- _Work to complete_
Repeat every line of the material, character for character.
▬▬▬▬▬▬
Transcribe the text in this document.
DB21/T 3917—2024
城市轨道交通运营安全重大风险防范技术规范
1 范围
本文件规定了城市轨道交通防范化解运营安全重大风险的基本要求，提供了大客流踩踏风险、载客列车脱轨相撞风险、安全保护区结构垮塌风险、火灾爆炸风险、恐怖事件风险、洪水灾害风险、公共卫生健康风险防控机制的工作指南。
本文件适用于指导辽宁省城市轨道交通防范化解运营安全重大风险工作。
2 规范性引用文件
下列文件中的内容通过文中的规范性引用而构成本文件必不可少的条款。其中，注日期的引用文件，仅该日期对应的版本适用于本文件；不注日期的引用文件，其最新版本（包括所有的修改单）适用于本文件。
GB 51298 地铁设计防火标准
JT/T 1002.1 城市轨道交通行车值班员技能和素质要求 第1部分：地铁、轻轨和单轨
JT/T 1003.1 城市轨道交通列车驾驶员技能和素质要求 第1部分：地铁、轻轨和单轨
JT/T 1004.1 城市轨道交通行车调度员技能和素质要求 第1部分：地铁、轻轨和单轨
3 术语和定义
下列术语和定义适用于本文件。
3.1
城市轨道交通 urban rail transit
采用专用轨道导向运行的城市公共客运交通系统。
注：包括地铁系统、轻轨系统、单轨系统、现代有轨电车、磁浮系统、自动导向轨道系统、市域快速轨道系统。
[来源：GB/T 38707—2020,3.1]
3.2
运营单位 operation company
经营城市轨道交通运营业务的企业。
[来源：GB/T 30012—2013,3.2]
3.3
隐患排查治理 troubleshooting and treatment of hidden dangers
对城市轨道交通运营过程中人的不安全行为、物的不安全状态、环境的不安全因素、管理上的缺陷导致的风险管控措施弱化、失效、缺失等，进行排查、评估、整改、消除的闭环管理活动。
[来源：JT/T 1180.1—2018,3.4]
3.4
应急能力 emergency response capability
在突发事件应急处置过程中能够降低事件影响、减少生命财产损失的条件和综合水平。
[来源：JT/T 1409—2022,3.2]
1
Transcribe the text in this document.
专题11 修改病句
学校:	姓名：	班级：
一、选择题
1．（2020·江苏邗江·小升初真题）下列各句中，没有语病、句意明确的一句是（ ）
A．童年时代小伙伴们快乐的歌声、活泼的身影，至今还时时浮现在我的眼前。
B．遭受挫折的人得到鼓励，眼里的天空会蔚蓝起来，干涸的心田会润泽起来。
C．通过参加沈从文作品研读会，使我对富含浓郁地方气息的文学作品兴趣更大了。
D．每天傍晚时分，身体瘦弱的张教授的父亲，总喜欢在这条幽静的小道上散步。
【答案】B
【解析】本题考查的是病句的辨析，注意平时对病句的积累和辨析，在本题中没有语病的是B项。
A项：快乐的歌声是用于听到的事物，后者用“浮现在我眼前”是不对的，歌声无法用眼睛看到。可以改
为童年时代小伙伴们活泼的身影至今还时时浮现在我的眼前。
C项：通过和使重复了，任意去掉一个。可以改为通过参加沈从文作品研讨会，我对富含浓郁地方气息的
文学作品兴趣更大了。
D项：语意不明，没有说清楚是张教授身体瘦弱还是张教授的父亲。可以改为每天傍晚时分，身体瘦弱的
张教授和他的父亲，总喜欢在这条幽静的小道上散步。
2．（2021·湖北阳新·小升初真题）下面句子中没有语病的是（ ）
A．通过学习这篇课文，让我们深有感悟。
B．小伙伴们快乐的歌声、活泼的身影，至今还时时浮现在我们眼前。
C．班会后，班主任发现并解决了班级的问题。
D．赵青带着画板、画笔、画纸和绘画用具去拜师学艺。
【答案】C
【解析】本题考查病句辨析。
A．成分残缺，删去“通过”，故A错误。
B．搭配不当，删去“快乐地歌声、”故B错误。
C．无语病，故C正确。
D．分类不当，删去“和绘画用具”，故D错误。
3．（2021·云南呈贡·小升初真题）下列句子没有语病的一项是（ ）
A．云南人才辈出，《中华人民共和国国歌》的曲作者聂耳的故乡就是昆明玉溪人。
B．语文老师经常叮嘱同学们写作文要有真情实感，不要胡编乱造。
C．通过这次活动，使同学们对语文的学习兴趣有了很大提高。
▬▬▬▬▬▬
- _Output_
Transcribe the text in this document.
DB21/T 3917—2024
城市轨道交通运营安全重大风险防范技术规范
1 范围
本文件规定了城市轨道交通防范化解运营安全重大风险的基本要求，提供了大客流踩踏风险、载客列车脱轨相撞风险、安全保护区结构垮塌风险、火灾爆炸风险、恐怖事件风险、洪水灾害风险、公共卫生健康风险防控机制的工作指南。
本文件适用于指导辽宁省城市轨道交通防范化解运营安全重大风险工作。
2 规范性引用文件
下列文件中的内容通过文中的规范性引用而构成本文件必不可少的条款。其中，注日期的引用文件，仅该日期对应的版本适用于本文件；不注日期的引用文件，其最新版本（包括所有的修改单）适用于本文件。
GB 51298 地铁设计防火标准
JT/T 1002.1 城市轨道交通行车值班员技能和素质要求 第1部分：地铁、轻轨和单轨
JT/T 1003.1 城市轨道交通列车驾驶员技能和素质要求 第1部分：地铁、轻轨和单轨
JT/T 1004.1 城市轨道交通行车调度员技能和素质要求 第1部分：地铁、轻轨和单轨
3 术语和定义
下列术语和定义适用于本文件。
3.1
城市轨道交通 urban rail transit
采用专用轨道导向运行的城市公共客运交通系统。
注：包括地铁系统、轻轨系统、单轨系统、现代有轨电车、磁浮系统、自动导向轨道系统、市域快速轨道系统。
[来源：GB/T 38707—2020,3.1]
3.2
运营单位 operation company
经营城市轨道交通运营业务的企业。
[来源：GB/T 30012—2013,3.2]
3.3
隐患排查治理 troubleshooting and treatment of hidden dangers
对城市轨道交通运营过程中人的不安全行为、物的不安全状态、环境的不安全因素、管理上的缺陷导致的风险管控措施弱化、失效、缺失等，进行排查、评估、整改、消除的闭环管理活动。
[来源：JT/T 1180.1—2018,3.4]
3.4
应急能力 emergency response capability
在突发事件应急处置过程中能够降低事件影响、减少生命财产损失的条件和综合水平。
[来源：JT/T 1409—2022,3.2]
1
Transcribe the text in this document.
专题11 修改病句
学校:	姓名：	班级：
一、选择题
1．（2020·江苏邗江·小升初真题）下列各句中，没有语病、句意明确的一句是（ ）
A．童年时代小伙伴们快乐的歌声、活泼的身影，至今还时时浮现在我的眼前。
B．遭受挫折的人得到鼓励，眼里的天空会蔚蓝起来，干涸的心田会润泽起来。
C．通过参加沈从文作品研读会，使我对富含浓郁地方气息的文学作品兴趣更大了。
D．每天傍晚时分，身体瘦弱的张教授的父亲，总喜欢在这条幽静的小道上散步。
【答案】B
【解析】本题考查的是病句的辨析，注意平时对病句的积累和辨析，在本题中没有语病的是B项。
A项：快乐的歌声是用于听到的事物，后者用“浮现在我眼前”是不对的，歌声无法用眼睛看到。可以改
为童年时代小伙伴们活泼的身影至今还时时浮现在我的眼前。
C项：通过和使重复了，任意去掉一个。可以改为通过参加沈从文作品研讨会，我对富含浓郁地方气息的
文学作品兴趣更大了。
D项：语意不明，没有说清楚是张教授身体瘦弱还是张教授的父亲。可以改为每天傍晚时分，身体瘦弱的
张教授和他的父亲，总喜欢在这条幽静的小道上散步。
2．（2021·湖北阳新·小升初真题）下面句子中没有语病的是（ ）
A．通过学习这篇课文，让我们深有感悟。
B．小伙伴们快乐的歌声、活泼的身影，至今还时时浮现在我们眼前。
C．班会后，班主任发现并解决了班级的问题。
D．赵青带着画板、画笔、画纸和绘画用具去拜师学艺。
【答案】C
【解析】本题考查病句辨析。
A．成分残缺，删去“通过”，故A错误。
B．搭配不当，删去“快乐地歌声、”故B错误。
C．无语病，故C正确。
D．分类不当，删去“和绘画用具”，故D错误。
3．（2021·云南呈贡·小升初真题）下列句子没有语病的一项是（ ）
A．云南人才辈出，《中华人民共和国国歌》的曲作者聂耳的故乡就是昆明玉溪人。
B．语文老师经常叮嘱同学们写作文要有真情实感，不要胡编乱造。
C．通过这次活动，使同学们对语文的学习兴趣有了很大提高。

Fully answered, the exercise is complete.